§ Direction: What follows is a set of entries. Give them again exactly, without the pictures.

******

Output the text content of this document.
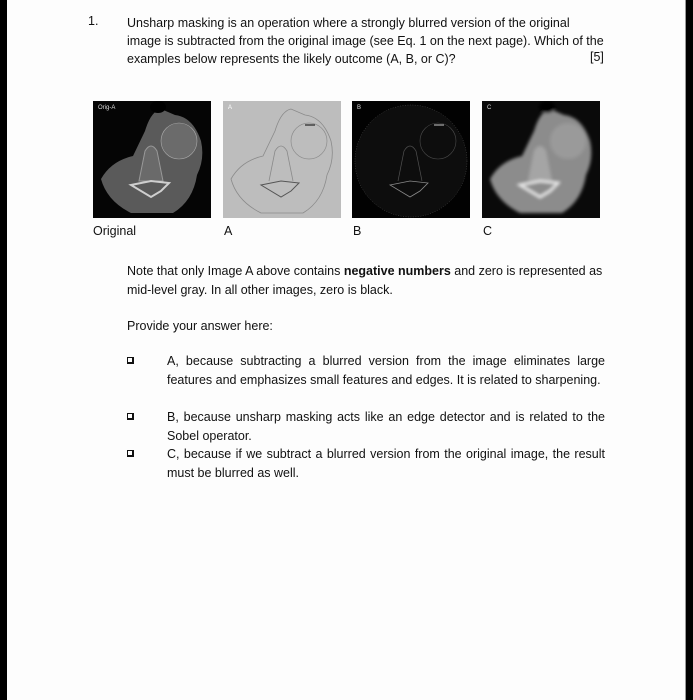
1. Unsharp masking is an operation where a strongly blurred version of the original image is subtracted from the original image (see Eq. 1 on the next page). Which of the examples below represents the likely outcome (A, B, or C)?	[5]
Orig-A	A	B	C
Original	A	B	C
Note that only Image A above contains negative numbers and zero is represented as mid-level gray. In all other images, zero is black.
Provide your answer here:
A, because subtracting a blurred version from the image eliminates large features and emphasizes small features and edges. It is related to sharpening.
B, because unsharp masking acts like an edge detector and is related to the Sobel operator.
C, because if we subtract a blurred version from the original image, the result must be blurred as well.
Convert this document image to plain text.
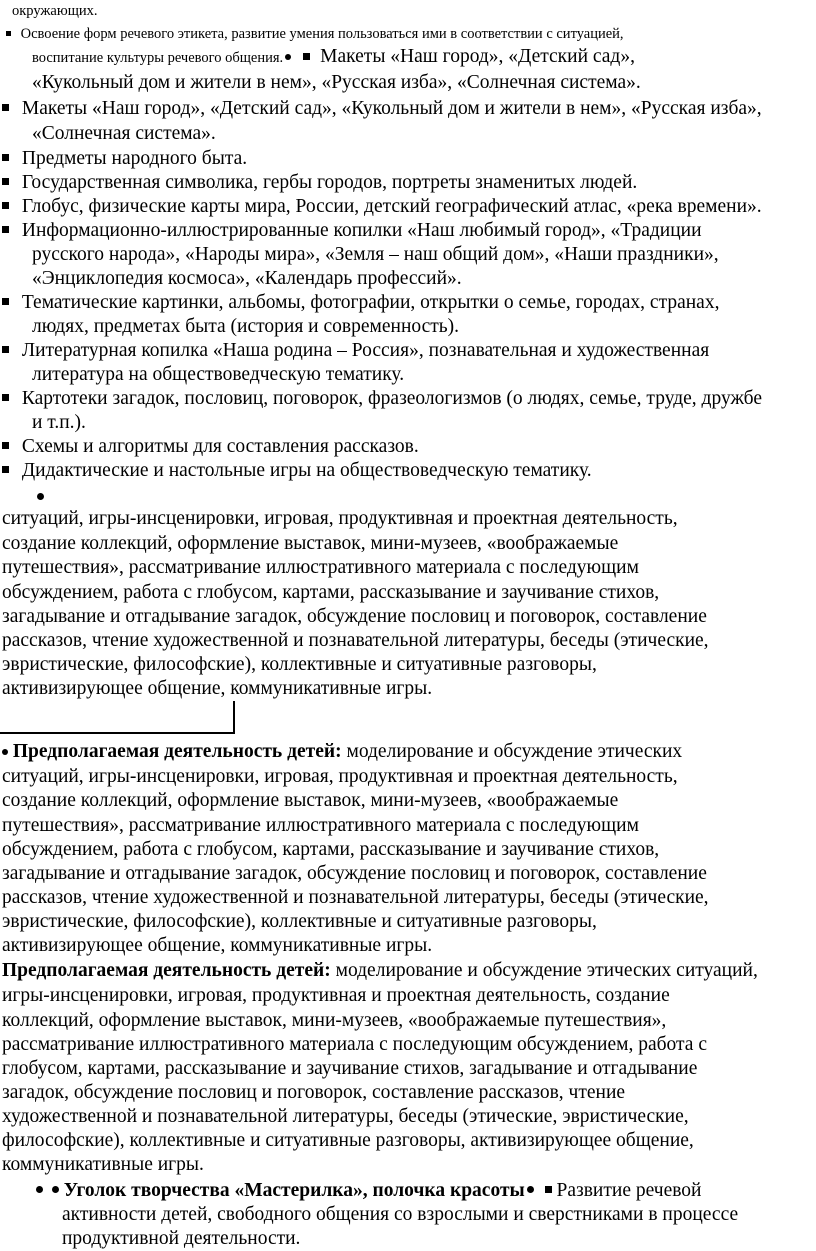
окружающих.
Освоение форм речевого этикета, развитие умения пользоваться ими в соответствии с ситуацией,
воспитание культуры речевого общения. Макеты «Наш город», «Детский сад»,
«Кукольный дом и жители в нем», «Русская изба», «Солнечная система».
Макеты «Наш город», «Детский сад», «Кукольный дом и жители в нем», «Русская изба»,
«Солнечная система».
Предметы народного быта.
Государственная символика, гербы городов, портреты знаменитых людей.
Глобус, физические карты мира, России, детский географический атлас, «река времени».
Информационно-иллюстрированные копилки «Наш любимый город», «Традиции
русского народа», «Народы мира», «Земля – наш общий дом», «Наши праздники»,
«Энциклопедия космоса», «Календарь профессий».
Тематические картинки, альбомы, фотографии, открытки о семье, городах, странах,
людях, предметах быта (история и современность).
Литературная копилка «Наша родина – Россия», познавательная и художественная
литература на обществоведческую тематику.
Картотеки загадок, пословиц, поговорок, фразеологизмов (о людях, семье, труде, дружбе
и т.п.).
Схемы и алгоритмы для составления рассказов.
Дидактические и настольные игры на обществоведческую тематику.
ситуаций, игры-инсценировки, игровая, продуктивная и проектная деятельность,
создание коллекций, оформление выставок, мини-музеев, «воображаемые
путешествия», рассматривание иллюстративного материала с последующим
обсуждением, работа с глобусом, картами, рассказывание и заучивание стихов,
загадывание и отгадывание загадок, обсуждение пословиц и поговорок, составление
рассказов, чтение художественной и познавательной литературы, беседы (этические,
эвристические, философские), коллективные и ситуативные разговоры,
активизирующее общение, коммуникативные игры.
Предполагаемая деятельность детей: моделирование и обсуждение этических
ситуаций, игры-инсценировки, игровая, продуктивная и проектная деятельность,
создание коллекций, оформление выставок, мини-музеев, «воображаемые
путешествия», рассматривание иллюстративного материала с последующим
обсуждением, работа с глобусом, картами, рассказывание и заучивание стихов,
загадывание и отгадывание загадок, обсуждение пословиц и поговорок, составление
рассказов, чтение художественной и познавательной литературы, беседы (этические,
эвристические, философские), коллективные и ситуативные разговоры,
активизирующее общение, коммуникативные игры.
Предполагаемая деятельность детей: моделирование и обсуждение этических ситуаций,
игры-инсценировки, игровая, продуктивная и проектная деятельность, создание
коллекций, оформление выставок, мини-музеев, «воображаемые путешествия»,
рассматривание иллюстративного материала с последующим обсуждением, работа с
глобусом, картами, рассказывание и заучивание стихов, загадывание и отгадывание
загадок, обсуждение пословиц и поговорок, составление рассказов, чтение
художественной и познавательной литературы, беседы (этические, эвристические,
философские), коллективные и ситуативные разговоры, активизирующее общение,
коммуникативные игры.
Уголок творчества «Мастерилка», полочка красоты  Развитие речевой
активности детей, свободного общения со взрослыми и сверстниками в процессе
продуктивной деятельности.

******

§ Solution to this exercise:
Output the text content of this document.
1. Unsharp masking is an operation where a strongly blurred version of the original image is subtracted from the original image (see Eq. 1 on the next page). Which of the examples below represents the likely outcome (A, B, or C)?	[5]
Orig-A	A	B	C
Original	A	B	C
Note that only Image A above contains negative numbers and zero is represented as mid-level gray. In all other images, zero is black.
Provide your answer here:
A, because subtracting a blurred version from the image eliminates large features and emphasizes small features and edges. It is related to sharpening.
B, because unsharp masking acts like an edge detector and is related to the Sobel operator.
C, because if we subtract a blurred version from the original image, the result must be blurred as well.
Convert this document image to plain text.
окружающих.
Освоение форм речевого этикета, развитие умения пользоваться ими в соответствии с ситуацией,
воспитание культуры речевого общения. Макеты «Наш город», «Детский сад»,
«Кукольный дом и жители в нем», «Русская изба», «Солнечная система».
Макеты «Наш город», «Детский сад», «Кукольный дом и жители в нем», «Русская изба»,
«Солнечная система».
Предметы народного быта.
Государственная символика, гербы городов, портреты знаменитых людей.
Глобус, физические карты мира, России, детский географический атлас, «река времени».
Информационно-иллюстрированные копилки «Наш любимый город», «Традиции
русского народа», «Народы мира», «Земля – наш общий дом», «Наши праздники»,
«Энциклопедия космоса», «Календарь профессий».
Тематические картинки, альбомы, фотографии, открытки о семье, городах, странах,
людях, предметах быта (история и современность).
Литературная копилка «Наша родина – Россия», познавательная и художественная
литература на обществоведческую тематику.
Картотеки загадок, пословиц, поговорок, фразеологизмов (о людях, семье, труде, дружбе
и т.п.).
Схемы и алгоритмы для составления рассказов.
Дидактические и настольные игры на обществоведческую тематику.
ситуаций, игры-инсценировки, игровая, продуктивная и проектная деятельность,
создание коллекций, оформление выставок, мини-музеев, «воображаемые
путешествия», рассматривание иллюстративного материала с последующим
обсуждением, работа с глобусом, картами, рассказывание и заучивание стихов,
загадывание и отгадывание загадок, обсуждение пословиц и поговорок, составление
рассказов, чтение художественной и познавательной литературы, беседы (этические,
эвристические, философские), коллективные и ситуативные разговоры,
активизирующее общение, коммуникативные игры.
Предполагаемая деятельность детей: моделирование и обсуждение этических
ситуаций, игры-инсценировки, игровая, продуктивная и проектная деятельность,
создание коллекций, оформление выставок, мини-музеев, «воображаемые
путешествия», рассматривание иллюстративного материала с последующим
обсуждением, работа с глобусом, картами, рассказывание и заучивание стихов,
загадывание и отгадывание загадок, обсуждение пословиц и поговорок, составление
рассказов, чтение художественной и познавательной литературы, беседы (этические,
эвристические, философские), коллективные и ситуативные разговоры,
активизирующее общение, коммуникативные игры.
Предполагаемая деятельность детей: моделирование и обсуждение этических ситуаций,
игры-инсценировки, игровая, продуктивная и проектная деятельность, создание
коллекций, оформление выставок, мини-музеев, «воображаемые путешествия»,
рассматривание иллюстративного материала с последующим обсуждением, работа с
глобусом, картами, рассказывание и заучивание стихов, загадывание и отгадывание
загадок, обсуждение пословиц и поговорок, составление рассказов, чтение
художественной и познавательной литературы, беседы (этические, эвристические,
философские), коллективные и ситуативные разговоры, активизирующее общение,
коммуникативные игры.
Уголок творчества «Мастерилка», полочка красоты  Развитие речевой
активности детей, свободного общения со взрослыми и сверстниками в процессе
продуктивной деятельности.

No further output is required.